* Begin Dataset records *

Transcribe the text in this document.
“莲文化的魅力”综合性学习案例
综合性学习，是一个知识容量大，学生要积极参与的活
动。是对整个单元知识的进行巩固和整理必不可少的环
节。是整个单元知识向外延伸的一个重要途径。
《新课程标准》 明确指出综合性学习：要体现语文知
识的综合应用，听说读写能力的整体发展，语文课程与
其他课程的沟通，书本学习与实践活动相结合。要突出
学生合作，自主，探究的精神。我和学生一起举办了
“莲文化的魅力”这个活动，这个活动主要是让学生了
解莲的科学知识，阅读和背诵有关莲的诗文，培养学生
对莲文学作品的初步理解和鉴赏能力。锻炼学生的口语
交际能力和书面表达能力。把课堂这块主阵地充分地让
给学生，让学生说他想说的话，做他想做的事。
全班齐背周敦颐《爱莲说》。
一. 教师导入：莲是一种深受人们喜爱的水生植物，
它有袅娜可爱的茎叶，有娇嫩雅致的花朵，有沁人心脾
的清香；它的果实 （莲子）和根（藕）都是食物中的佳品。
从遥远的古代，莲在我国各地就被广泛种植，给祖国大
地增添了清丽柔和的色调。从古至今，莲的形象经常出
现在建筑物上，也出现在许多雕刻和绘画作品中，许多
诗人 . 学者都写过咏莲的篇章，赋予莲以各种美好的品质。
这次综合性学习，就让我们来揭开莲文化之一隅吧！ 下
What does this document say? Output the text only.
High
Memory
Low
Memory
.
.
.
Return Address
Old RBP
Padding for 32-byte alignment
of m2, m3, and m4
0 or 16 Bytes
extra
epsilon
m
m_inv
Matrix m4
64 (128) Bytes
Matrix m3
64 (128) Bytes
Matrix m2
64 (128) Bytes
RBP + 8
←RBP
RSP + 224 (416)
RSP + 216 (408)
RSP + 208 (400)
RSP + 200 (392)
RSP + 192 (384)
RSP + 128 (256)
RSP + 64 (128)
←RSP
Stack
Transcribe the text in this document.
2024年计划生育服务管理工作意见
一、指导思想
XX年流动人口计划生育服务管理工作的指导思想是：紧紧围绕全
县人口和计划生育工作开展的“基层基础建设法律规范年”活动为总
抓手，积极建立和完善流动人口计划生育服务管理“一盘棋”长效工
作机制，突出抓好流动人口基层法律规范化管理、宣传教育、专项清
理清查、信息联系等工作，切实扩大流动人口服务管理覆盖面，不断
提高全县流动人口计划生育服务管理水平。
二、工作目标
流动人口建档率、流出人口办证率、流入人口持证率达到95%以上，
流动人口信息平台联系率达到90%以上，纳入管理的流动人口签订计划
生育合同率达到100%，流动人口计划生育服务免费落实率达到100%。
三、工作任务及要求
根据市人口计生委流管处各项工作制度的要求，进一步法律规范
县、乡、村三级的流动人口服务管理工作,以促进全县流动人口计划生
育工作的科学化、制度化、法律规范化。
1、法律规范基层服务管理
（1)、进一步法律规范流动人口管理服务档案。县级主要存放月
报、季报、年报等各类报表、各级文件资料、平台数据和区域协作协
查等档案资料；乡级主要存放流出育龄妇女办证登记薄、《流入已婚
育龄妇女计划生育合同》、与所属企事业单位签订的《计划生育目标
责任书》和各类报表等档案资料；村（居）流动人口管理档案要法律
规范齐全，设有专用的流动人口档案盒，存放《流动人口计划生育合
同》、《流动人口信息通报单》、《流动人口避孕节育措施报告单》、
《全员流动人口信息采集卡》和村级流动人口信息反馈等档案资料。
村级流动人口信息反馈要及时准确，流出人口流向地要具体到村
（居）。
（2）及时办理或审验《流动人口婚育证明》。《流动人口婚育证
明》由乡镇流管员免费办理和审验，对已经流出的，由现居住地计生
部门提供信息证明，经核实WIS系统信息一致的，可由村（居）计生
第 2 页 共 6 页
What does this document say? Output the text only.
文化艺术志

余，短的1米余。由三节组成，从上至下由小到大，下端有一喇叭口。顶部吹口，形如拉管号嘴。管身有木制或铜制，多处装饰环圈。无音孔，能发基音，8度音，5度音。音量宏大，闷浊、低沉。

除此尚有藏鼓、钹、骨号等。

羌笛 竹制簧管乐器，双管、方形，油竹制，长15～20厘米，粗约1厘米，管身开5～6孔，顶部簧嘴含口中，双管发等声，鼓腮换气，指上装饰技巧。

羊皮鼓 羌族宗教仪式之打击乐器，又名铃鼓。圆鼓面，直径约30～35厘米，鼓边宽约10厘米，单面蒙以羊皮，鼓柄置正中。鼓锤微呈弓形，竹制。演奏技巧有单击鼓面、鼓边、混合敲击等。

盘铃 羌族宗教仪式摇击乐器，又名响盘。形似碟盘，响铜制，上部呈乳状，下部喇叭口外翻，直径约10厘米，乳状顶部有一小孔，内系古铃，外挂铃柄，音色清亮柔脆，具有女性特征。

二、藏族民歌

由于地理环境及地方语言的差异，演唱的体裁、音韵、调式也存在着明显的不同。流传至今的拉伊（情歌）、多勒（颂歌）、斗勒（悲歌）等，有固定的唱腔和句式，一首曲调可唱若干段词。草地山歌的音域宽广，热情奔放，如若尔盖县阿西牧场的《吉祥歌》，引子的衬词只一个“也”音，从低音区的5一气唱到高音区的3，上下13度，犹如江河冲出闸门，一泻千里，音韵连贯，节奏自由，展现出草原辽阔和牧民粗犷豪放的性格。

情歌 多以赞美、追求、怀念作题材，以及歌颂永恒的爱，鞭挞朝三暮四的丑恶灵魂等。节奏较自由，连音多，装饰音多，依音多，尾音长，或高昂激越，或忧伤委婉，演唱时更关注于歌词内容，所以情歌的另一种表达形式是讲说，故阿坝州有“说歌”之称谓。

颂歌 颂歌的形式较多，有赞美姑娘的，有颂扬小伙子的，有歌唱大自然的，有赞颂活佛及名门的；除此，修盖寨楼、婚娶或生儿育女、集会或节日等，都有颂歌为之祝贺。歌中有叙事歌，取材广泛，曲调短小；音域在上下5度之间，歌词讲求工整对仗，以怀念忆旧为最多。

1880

* End Dataset records *

→ Your objective
Above are some records; repeat all of them exactly.

→ Response to this exercise
Transcribe the text in this document.
“莲文化的魅力”综合性学习案例
综合性学习，是一个知识容量大，学生要积极参与的活
动。是对整个单元知识的进行巩固和整理必不可少的环
节。是整个单元知识向外延伸的一个重要途径。
《新课程标准》 明确指出综合性学习：要体现语文知
识的综合应用，听说读写能力的整体发展，语文课程与
其他课程的沟通，书本学习与实践活动相结合。要突出
学生合作，自主，探究的精神。我和学生一起举办了
“莲文化的魅力”这个活动，这个活动主要是让学生了
解莲的科学知识，阅读和背诵有关莲的诗文，培养学生
对莲文学作品的初步理解和鉴赏能力。锻炼学生的口语
交际能力和书面表达能力。把课堂这块主阵地充分地让
给学生，让学生说他想说的话，做他想做的事。
全班齐背周敦颐《爱莲说》。
一. 教师导入：莲是一种深受人们喜爱的水生植物，
它有袅娜可爱的茎叶，有娇嫩雅致的花朵，有沁人心脾
的清香；它的果实 （莲子）和根（藕）都是食物中的佳品。
从遥远的古代，莲在我国各地就被广泛种植，给祖国大
地增添了清丽柔和的色调。从古至今，莲的形象经常出
现在建筑物上，也出现在许多雕刻和绘画作品中，许多
诗人 . 学者都写过咏莲的篇章，赋予莲以各种美好的品质。
这次综合性学习，就让我们来揭开莲文化之一隅吧！ 下
What does this document say? Output the text only.
High
Memory
Low
Memory
.
.
.
Return Address
Old RBP
Padding for 32-byte alignment
of m2, m3, and m4
0 or 16 Bytes
extra
epsilon
m
m_inv
Matrix m4
64 (128) Bytes
Matrix m3
64 (128) Bytes
Matrix m2
64 (128) Bytes
RBP + 8
←RBP
RSP + 224 (416)
RSP + 216 (408)
RSP + 208 (400)
RSP + 200 (392)
RSP + 192 (384)
RSP + 128 (256)
RSP + 64 (128)
←RSP
Stack
Transcribe the text in this document.
2024年计划生育服务管理工作意见
一、指导思想
XX年流动人口计划生育服务管理工作的指导思想是：紧紧围绕全
县人口和计划生育工作开展的“基层基础建设法律规范年”活动为总
抓手，积极建立和完善流动人口计划生育服务管理“一盘棋”长效工
作机制，突出抓好流动人口基层法律规范化管理、宣传教育、专项清
理清查、信息联系等工作，切实扩大流动人口服务管理覆盖面，不断
提高全县流动人口计划生育服务管理水平。
二、工作目标
流动人口建档率、流出人口办证率、流入人口持证率达到95%以上，
流动人口信息平台联系率达到90%以上，纳入管理的流动人口签订计划
生育合同率达到100%，流动人口计划生育服务免费落实率达到100%。
三、工作任务及要求
根据市人口计生委流管处各项工作制度的要求，进一步法律规范
县、乡、村三级的流动人口服务管理工作,以促进全县流动人口计划生
育工作的科学化、制度化、法律规范化。
1、法律规范基层服务管理
（1)、进一步法律规范流动人口管理服务档案。县级主要存放月
报、季报、年报等各类报表、各级文件资料、平台数据和区域协作协
查等档案资料；乡级主要存放流出育龄妇女办证登记薄、《流入已婚
育龄妇女计划生育合同》、与所属企事业单位签订的《计划生育目标
责任书》和各类报表等档案资料；村（居）流动人口管理档案要法律
规范齐全，设有专用的流动人口档案盒，存放《流动人口计划生育合
同》、《流动人口信息通报单》、《流动人口避孕节育措施报告单》、
《全员流动人口信息采集卡》和村级流动人口信息反馈等档案资料。
村级流动人口信息反馈要及时准确，流出人口流向地要具体到村
（居）。
（2）及时办理或审验《流动人口婚育证明》。《流动人口婚育证
明》由乡镇流管员免费办理和审验，对已经流出的，由现居住地计生
部门提供信息证明，经核实WIS系统信息一致的，可由村（居）计生
第 2 页 共 6 页
What does this document say? Output the text only.
文化艺术志

余，短的1米余。由三节组成，从上至下由小到大，下端有一喇叭口。顶部吹口，形如拉管号嘴。管身有木制或铜制，多处装饰环圈。无音孔，能发基音，8度音，5度音。音量宏大，闷浊、低沉。

除此尚有藏鼓、钹、骨号等。

羌笛 竹制簧管乐器，双管、方形，油竹制，长15～20厘米，粗约1厘米，管身开5～6孔，顶部簧嘴含口中，双管发等声，鼓腮换气，指上装饰技巧。

羊皮鼓 羌族宗教仪式之打击乐器，又名铃鼓。圆鼓面，直径约30～35厘米，鼓边宽约10厘米，单面蒙以羊皮，鼓柄置正中。鼓锤微呈弓形，竹制。演奏技巧有单击鼓面、鼓边、混合敲击等。

盘铃 羌族宗教仪式摇击乐器，又名响盘。形似碟盘，响铜制，上部呈乳状，下部喇叭口外翻，直径约10厘米，乳状顶部有一小孔，内系古铃，外挂铃柄，音色清亮柔脆，具有女性特征。

二、藏族民歌

由于地理环境及地方语言的差异，演唱的体裁、音韵、调式也存在着明显的不同。流传至今的拉伊（情歌）、多勒（颂歌）、斗勒（悲歌）等，有固定的唱腔和句式，一首曲调可唱若干段词。草地山歌的音域宽广，热情奔放，如若尔盖县阿西牧场的《吉祥歌》，引子的衬词只一个“也”音，从低音区的5一气唱到高音区的3，上下13度，犹如江河冲出闸门，一泻千里，音韵连贯，节奏自由，展现出草原辽阔和牧民粗犷豪放的性格。

情歌 多以赞美、追求、怀念作题材，以及歌颂永恒的爱，鞭挞朝三暮四的丑恶灵魂等。节奏较自由，连音多，装饰音多，依音多，尾音长，或高昂激越，或忧伤委婉，演唱时更关注于歌词内容，所以情歌的另一种表达形式是讲说，故阿坝州有“说歌”之称谓。

颂歌 颂歌的形式较多，有赞美姑娘的，有颂扬小伙子的，有歌唱大自然的，有赞颂活佛及名门的；除此，修盖寨楼、婚娶或生儿育女、集会或节日等，都有颂歌为之祝贺。歌中有叙事歌，取材广泛，曲调短小；音域在上下5度之间，歌词讲求工整对仗，以怀念忆旧为最多。

1880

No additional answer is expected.